→ DATASET CONTENT:
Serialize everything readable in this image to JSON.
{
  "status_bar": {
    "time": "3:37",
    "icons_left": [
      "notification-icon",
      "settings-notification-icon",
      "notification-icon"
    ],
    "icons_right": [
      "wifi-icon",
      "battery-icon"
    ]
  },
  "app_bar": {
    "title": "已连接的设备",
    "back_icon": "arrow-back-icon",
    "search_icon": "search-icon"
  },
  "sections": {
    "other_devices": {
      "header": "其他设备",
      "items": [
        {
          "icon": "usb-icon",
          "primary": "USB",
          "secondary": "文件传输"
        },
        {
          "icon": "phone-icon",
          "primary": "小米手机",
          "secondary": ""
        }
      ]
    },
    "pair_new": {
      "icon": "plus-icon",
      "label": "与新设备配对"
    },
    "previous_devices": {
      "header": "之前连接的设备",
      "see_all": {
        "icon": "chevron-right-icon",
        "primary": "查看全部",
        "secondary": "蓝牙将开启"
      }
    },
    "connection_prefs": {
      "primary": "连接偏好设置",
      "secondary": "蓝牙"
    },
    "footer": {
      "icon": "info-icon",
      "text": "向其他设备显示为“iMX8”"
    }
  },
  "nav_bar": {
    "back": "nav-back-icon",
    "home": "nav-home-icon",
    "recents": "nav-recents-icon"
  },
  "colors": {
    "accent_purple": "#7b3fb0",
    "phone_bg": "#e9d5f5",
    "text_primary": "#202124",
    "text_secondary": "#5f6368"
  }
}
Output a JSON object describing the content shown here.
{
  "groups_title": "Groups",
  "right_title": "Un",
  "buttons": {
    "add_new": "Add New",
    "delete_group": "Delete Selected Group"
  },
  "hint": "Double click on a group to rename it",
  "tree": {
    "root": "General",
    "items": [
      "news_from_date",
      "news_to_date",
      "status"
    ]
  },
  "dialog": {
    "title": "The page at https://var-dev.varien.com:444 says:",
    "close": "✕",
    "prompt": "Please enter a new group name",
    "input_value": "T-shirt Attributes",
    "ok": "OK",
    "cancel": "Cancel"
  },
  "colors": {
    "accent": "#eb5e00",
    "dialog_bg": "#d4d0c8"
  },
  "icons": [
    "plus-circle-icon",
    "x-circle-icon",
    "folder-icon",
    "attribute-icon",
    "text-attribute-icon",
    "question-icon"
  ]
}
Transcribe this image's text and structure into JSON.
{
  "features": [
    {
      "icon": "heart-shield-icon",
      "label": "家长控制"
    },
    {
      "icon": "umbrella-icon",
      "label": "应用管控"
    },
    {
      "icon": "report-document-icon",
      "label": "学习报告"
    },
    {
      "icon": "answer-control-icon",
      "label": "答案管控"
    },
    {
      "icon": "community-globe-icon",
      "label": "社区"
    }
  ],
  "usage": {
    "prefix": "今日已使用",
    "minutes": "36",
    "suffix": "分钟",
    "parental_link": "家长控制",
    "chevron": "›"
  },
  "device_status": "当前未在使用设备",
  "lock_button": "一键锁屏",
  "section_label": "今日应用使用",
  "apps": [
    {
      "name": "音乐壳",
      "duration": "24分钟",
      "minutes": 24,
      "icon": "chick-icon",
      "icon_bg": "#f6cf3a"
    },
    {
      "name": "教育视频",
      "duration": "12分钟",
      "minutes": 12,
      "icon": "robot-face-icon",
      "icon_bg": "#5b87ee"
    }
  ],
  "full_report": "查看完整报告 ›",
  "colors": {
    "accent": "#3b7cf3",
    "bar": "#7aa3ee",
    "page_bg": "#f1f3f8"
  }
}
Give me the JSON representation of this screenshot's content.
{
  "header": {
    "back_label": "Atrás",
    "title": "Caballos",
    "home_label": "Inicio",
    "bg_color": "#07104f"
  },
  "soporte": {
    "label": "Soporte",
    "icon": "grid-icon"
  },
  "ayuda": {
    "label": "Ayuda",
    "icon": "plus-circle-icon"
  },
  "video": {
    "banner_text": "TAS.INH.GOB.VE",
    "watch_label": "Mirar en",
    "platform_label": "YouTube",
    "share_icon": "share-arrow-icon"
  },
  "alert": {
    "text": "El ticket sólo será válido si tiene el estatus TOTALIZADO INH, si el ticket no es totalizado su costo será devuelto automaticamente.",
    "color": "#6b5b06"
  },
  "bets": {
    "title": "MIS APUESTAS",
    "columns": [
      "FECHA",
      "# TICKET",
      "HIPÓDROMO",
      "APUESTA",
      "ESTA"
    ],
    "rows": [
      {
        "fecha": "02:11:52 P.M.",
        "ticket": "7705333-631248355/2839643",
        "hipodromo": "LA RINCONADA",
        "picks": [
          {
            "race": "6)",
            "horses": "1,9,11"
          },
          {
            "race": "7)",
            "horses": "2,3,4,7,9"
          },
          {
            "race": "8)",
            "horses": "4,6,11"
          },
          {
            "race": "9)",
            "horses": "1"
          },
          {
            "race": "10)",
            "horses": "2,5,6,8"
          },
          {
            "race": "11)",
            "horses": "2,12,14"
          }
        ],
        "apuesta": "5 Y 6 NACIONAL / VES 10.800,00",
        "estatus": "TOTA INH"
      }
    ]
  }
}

→ AIM: Repeat the material in full, exactly as it stands.

→ SOLUTION:
Serialize everything readable in this image to JSON.
{
  "status_bar": {
    "time": "3:37",
    "icons_left": [
      "notification-icon",
      "settings-notification-icon",
      "notification-icon"
    ],
    "icons_right": [
      "wifi-icon",
      "battery-icon"
    ]
  },
  "app_bar": {
    "title": "已连接的设备",
    "back_icon": "arrow-back-icon",
    "search_icon": "search-icon"
  },
  "sections": {
    "other_devices": {
      "header": "其他设备",
      "items": [
        {
          "icon": "usb-icon",
          "primary": "USB",
          "secondary": "文件传输"
        },
        {
          "icon": "phone-icon",
          "primary": "小米手机",
          "secondary": ""
        }
      ]
    },
    "pair_new": {
      "icon": "plus-icon",
      "label": "与新设备配对"
    },
    "previous_devices": {
      "header": "之前连接的设备",
      "see_all": {
        "icon": "chevron-right-icon",
        "primary": "查看全部",
        "secondary": "蓝牙将开启"
      }
    },
    "connection_prefs": {
      "primary": "连接偏好设置",
      "secondary": "蓝牙"
    },
    "footer": {
      "icon": "info-icon",
      "text": "向其他设备显示为“iMX8”"
    }
  },
  "nav_bar": {
    "back": "nav-back-icon",
    "home": "nav-home-icon",
    "recents": "nav-recents-icon"
  },
  "colors": {
    "accent_purple": "#7b3fb0",
    "phone_bg": "#e9d5f5",
    "text_primary": "#202124",
    "text_secondary": "#5f6368"
  }
}
Output a JSON object describing the content shown here.
{
  "groups_title": "Groups",
  "right_title": "Un",
  "buttons": {
    "add_new": "Add New",
    "delete_group": "Delete Selected Group"
  },
  "hint": "Double click on a group to rename it",
  "tree": {
    "root": "General",
    "items": [
      "news_from_date",
      "news_to_date",
      "status"
    ]
  },
  "dialog": {
    "title": "The page at https://var-dev.varien.com:444 says:",
    "close": "✕",
    "prompt": "Please enter a new group name",
    "input_value": "T-shirt Attributes",
    "ok": "OK",
    "cancel": "Cancel"
  },
  "colors": {
    "accent": "#eb5e00",
    "dialog_bg": "#d4d0c8"
  },
  "icons": [
    "plus-circle-icon",
    "x-circle-icon",
    "folder-icon",
    "attribute-icon",
    "text-attribute-icon",
    "question-icon"
  ]
}
Transcribe this image's text and structure into JSON.
{
  "features": [
    {
      "icon": "heart-shield-icon",
      "label": "家长控制"
    },
    {
      "icon": "umbrella-icon",
      "label": "应用管控"
    },
    {
      "icon": "report-document-icon",
      "label": "学习报告"
    },
    {
      "icon": "answer-control-icon",
      "label": "答案管控"
    },
    {
      "icon": "community-globe-icon",
      "label": "社区"
    }
  ],
  "usage": {
    "prefix": "今日已使用",
    "minutes": "36",
    "suffix": "分钟",
    "parental_link": "家长控制",
    "chevron": "›"
  },
  "device_status": "当前未在使用设备",
  "lock_button": "一键锁屏",
  "section_label": "今日应用使用",
  "apps": [
    {
      "name": "音乐壳",
      "duration": "24分钟",
      "minutes": 24,
      "icon": "chick-icon",
      "icon_bg": "#f6cf3a"
    },
    {
      "name": "教育视频",
      "duration": "12分钟",
      "minutes": 12,
      "icon": "robot-face-icon",
      "icon_bg": "#5b87ee"
    }
  ],
  "full_report": "查看完整报告 ›",
  "colors": {
    "accent": "#3b7cf3",
    "bar": "#7aa3ee",
    "page_bg": "#f1f3f8"
  }
}
Give me the JSON representation of this screenshot's content.
{
  "header": {
    "back_label": "Atrás",
    "title": "Caballos",
    "home_label": "Inicio",
    "bg_color": "#07104f"
  },
  "soporte": {
    "label": "Soporte",
    "icon": "grid-icon"
  },
  "ayuda": {
    "label": "Ayuda",
    "icon": "plus-circle-icon"
  },
  "video": {
    "banner_text": "TAS.INH.GOB.VE",
    "watch_label": "Mirar en",
    "platform_label": "YouTube",
    "share_icon": "share-arrow-icon"
  },
  "alert": {
    "text": "El ticket sólo será válido si tiene el estatus TOTALIZADO INH, si el ticket no es totalizado su costo será devuelto automaticamente.",
    "color": "#6b5b06"
  },
  "bets": {
    "title": "MIS APUESTAS",
    "columns": [
      "FECHA",
      "# TICKET",
      "HIPÓDROMO",
      "APUESTA",
      "ESTA"
    ],
    "rows": [
      {
        "fecha": "02:11:52 P.M.",
        "ticket": "7705333-631248355/2839643",
        "hipodromo": "LA RINCONADA",
        "picks": [
          {
            "race": "6)",
            "horses": "1,9,11"
          },
          {
            "race": "7)",
            "horses": "2,3,4,7,9"
          },
          {
            "race": "8)",
            "horses": "4,6,11"
          },
          {
            "race": "9)",
            "horses": "1"
          },
          {
            "race": "10)",
            "horses": "2,5,6,8"
          },
          {
            "race": "11)",
            "horses": "2,12,14"
          }
        ],
        "apuesta": "5 Y 6 NACIONAL / VES 10.800,00",
        "estatus": "TOTA INH"
      }
    ]
  }
}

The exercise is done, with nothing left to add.